# Required work:
Check the listing below for lines that hold "title". How many are there? Please give only the number.

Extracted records

— Begin —

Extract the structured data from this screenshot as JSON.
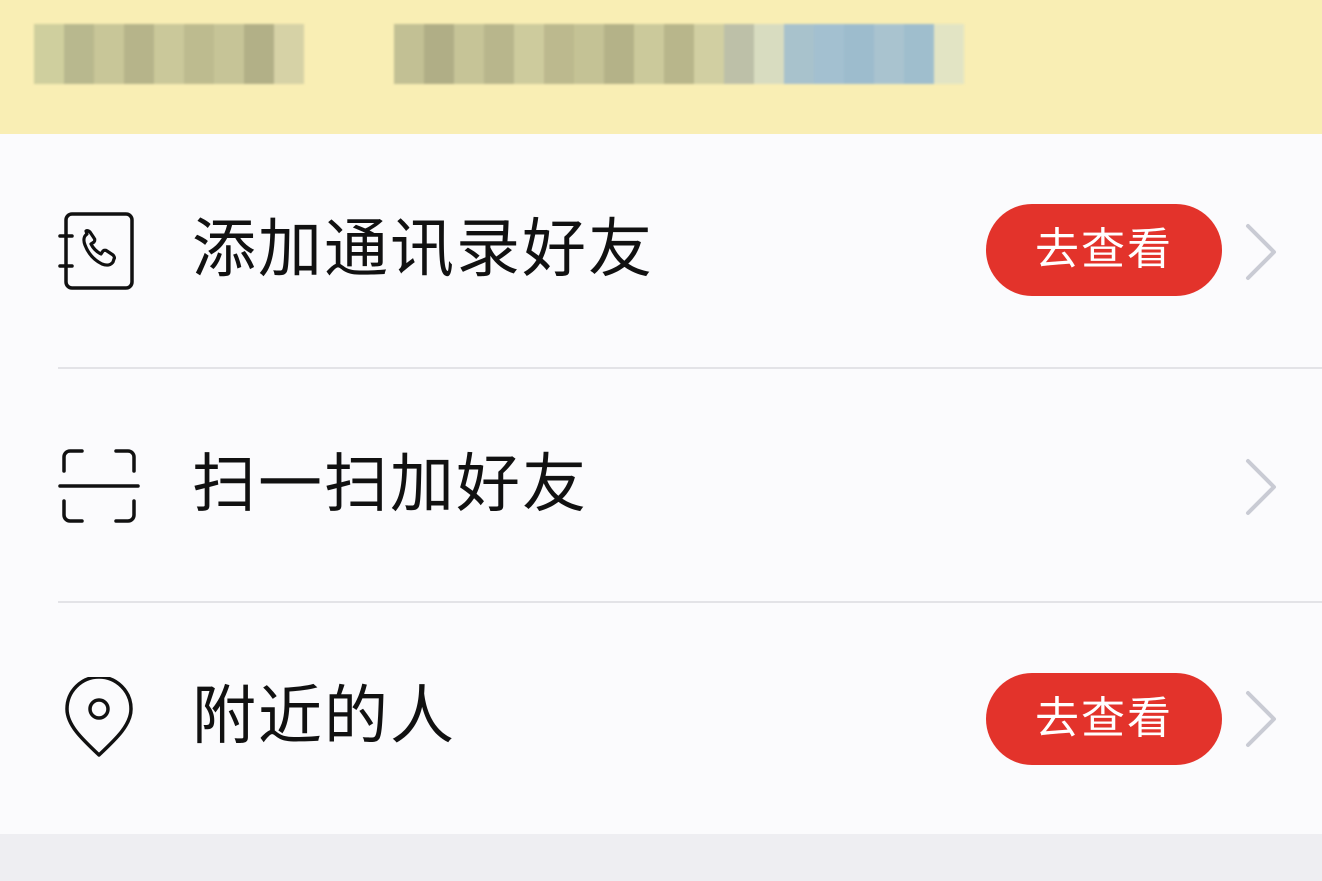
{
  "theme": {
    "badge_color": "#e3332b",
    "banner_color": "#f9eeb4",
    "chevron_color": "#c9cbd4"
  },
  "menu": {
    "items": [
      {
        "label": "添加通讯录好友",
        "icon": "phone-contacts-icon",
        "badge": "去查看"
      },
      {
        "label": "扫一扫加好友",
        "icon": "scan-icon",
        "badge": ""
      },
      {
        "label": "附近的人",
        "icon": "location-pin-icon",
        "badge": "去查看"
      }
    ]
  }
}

— End —
— Begin —

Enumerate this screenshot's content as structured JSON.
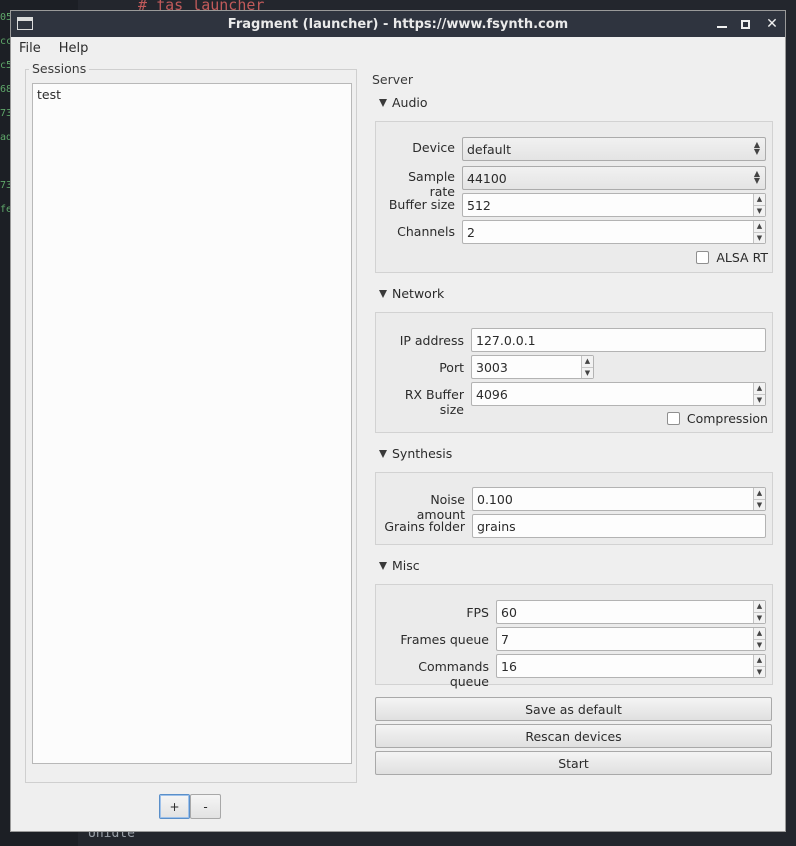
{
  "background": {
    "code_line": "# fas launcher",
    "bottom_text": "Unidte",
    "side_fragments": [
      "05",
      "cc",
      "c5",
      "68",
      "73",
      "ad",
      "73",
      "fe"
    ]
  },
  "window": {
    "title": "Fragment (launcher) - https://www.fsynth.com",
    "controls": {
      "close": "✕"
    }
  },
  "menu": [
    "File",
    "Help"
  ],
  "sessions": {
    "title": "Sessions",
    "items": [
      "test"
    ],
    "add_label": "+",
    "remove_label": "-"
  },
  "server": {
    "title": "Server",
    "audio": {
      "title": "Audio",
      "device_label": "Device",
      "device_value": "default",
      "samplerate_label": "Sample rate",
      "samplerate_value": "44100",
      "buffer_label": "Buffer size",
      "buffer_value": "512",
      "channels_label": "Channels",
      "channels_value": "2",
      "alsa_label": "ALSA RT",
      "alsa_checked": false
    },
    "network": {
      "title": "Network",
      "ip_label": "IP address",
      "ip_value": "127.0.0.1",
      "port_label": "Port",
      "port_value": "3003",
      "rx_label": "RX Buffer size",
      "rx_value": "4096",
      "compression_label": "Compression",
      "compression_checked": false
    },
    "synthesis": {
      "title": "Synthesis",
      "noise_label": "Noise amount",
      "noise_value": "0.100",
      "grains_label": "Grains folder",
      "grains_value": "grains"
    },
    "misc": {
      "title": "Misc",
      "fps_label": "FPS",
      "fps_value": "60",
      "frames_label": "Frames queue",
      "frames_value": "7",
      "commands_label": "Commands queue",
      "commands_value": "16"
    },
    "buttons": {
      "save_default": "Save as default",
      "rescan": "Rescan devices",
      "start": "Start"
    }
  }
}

— End —

# Result for this exercise:
7